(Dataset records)
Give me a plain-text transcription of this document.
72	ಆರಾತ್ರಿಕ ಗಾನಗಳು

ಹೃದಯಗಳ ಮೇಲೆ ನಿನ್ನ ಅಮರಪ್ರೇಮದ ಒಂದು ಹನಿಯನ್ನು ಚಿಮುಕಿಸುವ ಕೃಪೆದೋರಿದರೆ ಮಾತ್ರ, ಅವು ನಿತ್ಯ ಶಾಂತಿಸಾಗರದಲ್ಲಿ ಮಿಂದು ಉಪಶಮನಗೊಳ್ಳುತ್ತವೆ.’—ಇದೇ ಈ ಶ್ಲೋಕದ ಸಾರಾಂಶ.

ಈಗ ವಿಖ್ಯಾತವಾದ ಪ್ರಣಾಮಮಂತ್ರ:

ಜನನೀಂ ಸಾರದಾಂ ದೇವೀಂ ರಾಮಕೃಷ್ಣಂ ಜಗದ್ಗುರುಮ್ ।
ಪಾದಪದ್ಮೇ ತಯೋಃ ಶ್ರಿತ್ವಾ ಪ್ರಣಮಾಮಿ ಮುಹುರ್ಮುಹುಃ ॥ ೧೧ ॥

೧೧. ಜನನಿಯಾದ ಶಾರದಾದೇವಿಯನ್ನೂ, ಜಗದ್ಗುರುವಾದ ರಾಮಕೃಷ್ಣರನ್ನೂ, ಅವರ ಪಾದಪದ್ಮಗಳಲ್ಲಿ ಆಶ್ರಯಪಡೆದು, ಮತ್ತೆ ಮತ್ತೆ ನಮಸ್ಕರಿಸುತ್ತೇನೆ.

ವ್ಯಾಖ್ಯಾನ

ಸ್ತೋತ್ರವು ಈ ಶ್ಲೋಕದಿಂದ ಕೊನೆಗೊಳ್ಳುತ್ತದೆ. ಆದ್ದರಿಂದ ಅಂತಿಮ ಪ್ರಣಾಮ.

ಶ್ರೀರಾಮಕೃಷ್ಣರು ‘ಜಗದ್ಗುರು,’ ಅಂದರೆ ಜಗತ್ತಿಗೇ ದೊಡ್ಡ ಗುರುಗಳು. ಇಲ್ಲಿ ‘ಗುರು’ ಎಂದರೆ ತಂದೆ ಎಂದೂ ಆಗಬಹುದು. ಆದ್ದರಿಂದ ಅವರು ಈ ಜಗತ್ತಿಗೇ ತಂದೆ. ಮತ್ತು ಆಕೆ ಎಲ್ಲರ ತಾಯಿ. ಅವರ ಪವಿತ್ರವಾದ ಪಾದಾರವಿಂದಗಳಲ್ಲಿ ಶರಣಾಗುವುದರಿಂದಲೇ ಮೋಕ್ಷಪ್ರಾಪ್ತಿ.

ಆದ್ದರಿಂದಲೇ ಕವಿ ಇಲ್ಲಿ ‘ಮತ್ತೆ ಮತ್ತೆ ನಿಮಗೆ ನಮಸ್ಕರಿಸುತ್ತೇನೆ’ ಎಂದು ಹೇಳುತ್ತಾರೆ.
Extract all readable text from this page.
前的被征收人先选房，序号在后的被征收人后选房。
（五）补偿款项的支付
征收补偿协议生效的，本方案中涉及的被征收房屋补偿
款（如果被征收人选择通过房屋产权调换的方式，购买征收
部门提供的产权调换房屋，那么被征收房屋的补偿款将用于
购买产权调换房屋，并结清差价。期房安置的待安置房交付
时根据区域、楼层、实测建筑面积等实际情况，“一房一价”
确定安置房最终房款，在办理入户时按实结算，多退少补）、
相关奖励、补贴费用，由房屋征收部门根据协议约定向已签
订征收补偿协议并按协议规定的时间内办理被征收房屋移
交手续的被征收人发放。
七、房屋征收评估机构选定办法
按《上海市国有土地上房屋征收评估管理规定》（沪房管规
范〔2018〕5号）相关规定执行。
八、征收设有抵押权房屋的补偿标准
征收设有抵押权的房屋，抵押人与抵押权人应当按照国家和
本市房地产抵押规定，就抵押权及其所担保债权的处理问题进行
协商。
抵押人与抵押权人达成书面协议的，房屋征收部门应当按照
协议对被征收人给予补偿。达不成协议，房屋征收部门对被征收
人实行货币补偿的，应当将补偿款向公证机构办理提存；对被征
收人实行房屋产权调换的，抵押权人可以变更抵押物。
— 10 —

Exercise details → Using the entries above, find all lines with "this". Copy them.

Answer →
Give me a plain-text transcription of this document.
Extract all readable text from this page.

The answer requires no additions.